----- Records shown -----

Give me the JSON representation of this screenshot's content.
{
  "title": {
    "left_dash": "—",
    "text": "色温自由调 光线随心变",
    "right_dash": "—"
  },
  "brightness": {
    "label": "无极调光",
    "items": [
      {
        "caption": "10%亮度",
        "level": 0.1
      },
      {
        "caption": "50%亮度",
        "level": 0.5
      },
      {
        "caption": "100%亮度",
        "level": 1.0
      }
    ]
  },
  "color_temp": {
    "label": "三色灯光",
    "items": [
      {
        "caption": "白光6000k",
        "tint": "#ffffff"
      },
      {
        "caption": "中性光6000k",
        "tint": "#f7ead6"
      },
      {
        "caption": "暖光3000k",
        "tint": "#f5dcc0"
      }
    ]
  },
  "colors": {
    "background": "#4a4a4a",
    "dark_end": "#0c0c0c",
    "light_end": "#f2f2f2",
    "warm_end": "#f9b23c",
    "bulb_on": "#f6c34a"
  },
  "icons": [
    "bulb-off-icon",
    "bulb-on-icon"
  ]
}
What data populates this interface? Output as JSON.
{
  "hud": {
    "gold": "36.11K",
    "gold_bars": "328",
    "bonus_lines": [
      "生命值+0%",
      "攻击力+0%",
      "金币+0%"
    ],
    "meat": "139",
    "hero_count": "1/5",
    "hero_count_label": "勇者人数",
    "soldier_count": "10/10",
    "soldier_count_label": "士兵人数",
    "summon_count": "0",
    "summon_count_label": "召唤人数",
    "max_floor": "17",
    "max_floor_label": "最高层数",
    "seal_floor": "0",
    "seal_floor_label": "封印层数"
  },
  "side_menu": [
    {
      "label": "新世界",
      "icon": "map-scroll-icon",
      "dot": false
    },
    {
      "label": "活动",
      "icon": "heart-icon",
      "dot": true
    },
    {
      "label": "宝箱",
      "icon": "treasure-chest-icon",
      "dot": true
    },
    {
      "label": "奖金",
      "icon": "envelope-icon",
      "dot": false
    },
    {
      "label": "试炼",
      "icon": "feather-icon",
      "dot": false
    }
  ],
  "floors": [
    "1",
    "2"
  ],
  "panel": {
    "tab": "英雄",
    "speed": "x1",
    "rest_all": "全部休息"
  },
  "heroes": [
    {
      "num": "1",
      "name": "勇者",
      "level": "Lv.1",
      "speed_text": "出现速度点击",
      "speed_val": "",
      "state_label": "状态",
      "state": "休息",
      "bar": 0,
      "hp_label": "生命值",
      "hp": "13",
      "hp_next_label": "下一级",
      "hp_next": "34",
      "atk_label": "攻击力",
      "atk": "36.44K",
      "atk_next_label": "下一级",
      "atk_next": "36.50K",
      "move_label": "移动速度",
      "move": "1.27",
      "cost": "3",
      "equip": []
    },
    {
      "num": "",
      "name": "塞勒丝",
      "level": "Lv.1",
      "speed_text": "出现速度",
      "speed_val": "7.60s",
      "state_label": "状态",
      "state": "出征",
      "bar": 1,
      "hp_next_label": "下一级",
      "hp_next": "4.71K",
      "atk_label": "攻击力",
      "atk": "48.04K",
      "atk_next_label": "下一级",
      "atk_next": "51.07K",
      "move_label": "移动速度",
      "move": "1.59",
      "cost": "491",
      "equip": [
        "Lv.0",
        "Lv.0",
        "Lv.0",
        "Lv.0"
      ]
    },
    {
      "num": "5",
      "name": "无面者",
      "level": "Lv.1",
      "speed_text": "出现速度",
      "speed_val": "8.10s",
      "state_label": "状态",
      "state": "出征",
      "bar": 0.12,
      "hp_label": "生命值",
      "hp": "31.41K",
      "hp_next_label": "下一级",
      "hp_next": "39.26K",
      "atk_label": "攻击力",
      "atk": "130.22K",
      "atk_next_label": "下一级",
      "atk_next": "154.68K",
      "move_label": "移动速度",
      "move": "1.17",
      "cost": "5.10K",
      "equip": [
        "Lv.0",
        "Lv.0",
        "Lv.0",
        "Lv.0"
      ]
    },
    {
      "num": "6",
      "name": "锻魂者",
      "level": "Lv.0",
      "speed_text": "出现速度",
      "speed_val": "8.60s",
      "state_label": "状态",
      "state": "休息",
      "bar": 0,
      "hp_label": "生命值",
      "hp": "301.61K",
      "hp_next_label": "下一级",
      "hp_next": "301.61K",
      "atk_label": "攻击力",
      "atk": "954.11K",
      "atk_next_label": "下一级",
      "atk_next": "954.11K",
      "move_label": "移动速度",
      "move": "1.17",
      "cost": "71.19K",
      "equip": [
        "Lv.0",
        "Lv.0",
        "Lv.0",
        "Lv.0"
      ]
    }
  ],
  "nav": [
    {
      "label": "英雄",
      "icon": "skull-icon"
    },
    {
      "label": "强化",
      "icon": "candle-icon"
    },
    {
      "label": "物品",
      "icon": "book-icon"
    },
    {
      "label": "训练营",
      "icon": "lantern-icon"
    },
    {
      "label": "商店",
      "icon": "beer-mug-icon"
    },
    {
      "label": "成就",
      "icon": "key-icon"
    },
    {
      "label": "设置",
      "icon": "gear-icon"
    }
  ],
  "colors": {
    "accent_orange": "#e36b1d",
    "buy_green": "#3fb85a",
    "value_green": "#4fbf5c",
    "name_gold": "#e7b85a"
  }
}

-----

### [Aim]
Check each line above for the string "JSON" and report how many lines have it, giving only the number.

### [Answer to the task]
2